Exercise objective: Reproduce the listing word for word from its first line through the line containing "The inner tube 51 is at (492, 640).", with both of those lines included.

Input records:
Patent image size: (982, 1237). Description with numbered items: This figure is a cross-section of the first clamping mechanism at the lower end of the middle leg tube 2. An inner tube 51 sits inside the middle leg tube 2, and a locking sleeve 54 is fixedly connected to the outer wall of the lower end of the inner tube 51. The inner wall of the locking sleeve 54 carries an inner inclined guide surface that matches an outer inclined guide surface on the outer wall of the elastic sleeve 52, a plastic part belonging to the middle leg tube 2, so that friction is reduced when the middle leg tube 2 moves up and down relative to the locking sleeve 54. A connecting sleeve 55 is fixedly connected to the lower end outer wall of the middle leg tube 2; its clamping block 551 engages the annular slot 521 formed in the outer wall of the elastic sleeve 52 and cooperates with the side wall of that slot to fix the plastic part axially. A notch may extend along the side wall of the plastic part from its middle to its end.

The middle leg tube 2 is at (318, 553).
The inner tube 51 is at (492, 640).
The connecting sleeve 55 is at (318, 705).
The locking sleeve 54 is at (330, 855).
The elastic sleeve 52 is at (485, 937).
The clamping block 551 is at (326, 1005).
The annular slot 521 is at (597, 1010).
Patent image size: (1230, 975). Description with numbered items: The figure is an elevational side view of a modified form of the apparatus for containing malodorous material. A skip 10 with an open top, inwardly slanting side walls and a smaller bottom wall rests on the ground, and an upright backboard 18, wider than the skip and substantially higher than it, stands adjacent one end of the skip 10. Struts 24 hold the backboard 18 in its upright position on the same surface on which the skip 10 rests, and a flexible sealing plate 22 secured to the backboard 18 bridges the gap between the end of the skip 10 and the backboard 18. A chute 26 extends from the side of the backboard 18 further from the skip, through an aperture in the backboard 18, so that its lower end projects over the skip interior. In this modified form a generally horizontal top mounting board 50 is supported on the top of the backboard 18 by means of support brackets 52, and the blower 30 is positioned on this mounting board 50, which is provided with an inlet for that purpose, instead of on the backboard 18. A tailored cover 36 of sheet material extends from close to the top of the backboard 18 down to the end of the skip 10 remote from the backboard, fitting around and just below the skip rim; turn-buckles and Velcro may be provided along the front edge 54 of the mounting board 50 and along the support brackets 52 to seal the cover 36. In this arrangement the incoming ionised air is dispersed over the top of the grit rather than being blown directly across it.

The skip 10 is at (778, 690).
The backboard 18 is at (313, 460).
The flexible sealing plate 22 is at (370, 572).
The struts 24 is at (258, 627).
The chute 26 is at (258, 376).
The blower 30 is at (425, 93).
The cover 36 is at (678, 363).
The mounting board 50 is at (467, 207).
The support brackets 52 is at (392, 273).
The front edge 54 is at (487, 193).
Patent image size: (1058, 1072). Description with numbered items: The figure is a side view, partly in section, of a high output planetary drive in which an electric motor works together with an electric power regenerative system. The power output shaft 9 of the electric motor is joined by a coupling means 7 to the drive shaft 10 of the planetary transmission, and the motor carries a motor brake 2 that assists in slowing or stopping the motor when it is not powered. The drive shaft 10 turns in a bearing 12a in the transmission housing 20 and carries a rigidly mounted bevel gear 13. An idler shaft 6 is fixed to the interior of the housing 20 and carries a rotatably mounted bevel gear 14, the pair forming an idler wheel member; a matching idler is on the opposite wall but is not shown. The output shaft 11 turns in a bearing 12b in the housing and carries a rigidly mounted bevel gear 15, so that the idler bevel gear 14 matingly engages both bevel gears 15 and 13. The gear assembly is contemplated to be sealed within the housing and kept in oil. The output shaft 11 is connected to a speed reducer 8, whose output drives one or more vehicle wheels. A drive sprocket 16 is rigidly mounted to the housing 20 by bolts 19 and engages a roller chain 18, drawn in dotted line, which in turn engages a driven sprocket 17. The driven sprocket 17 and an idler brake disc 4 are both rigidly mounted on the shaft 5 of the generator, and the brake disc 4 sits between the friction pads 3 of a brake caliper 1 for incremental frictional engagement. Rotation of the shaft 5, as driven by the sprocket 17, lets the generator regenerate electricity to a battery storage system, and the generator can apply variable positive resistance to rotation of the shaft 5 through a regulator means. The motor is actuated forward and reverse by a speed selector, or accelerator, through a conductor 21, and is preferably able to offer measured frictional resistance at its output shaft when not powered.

Finished exercise:
Patent image size: (982, 1237). Description with numbered items: This figure is a cross-section of the first clamping mechanism at the lower end of the middle leg tube 2. An inner tube 51 sits inside the middle leg tube 2, and a locking sleeve 54 is fixedly connected to the outer wall of the lower end of the inner tube 51. The inner wall of the locking sleeve 54 carries an inner inclined guide surface that matches an outer inclined guide surface on the outer wall of the elastic sleeve 52, a plastic part belonging to the middle leg tube 2, so that friction is reduced when the middle leg tube 2 moves up and down relative to the locking sleeve 54. A connecting sleeve 55 is fixedly connected to the lower end outer wall of the middle leg tube 2; its clamping block 551 engages the annular slot 521 formed in the outer wall of the elastic sleeve 52 and cooperates with the side wall of that slot to fix the plastic part axially. A notch may extend along the side wall of the plastic part from its middle to its end.

The middle leg tube 2 is at (318, 553).
The inner tube 51 is at (492, 640).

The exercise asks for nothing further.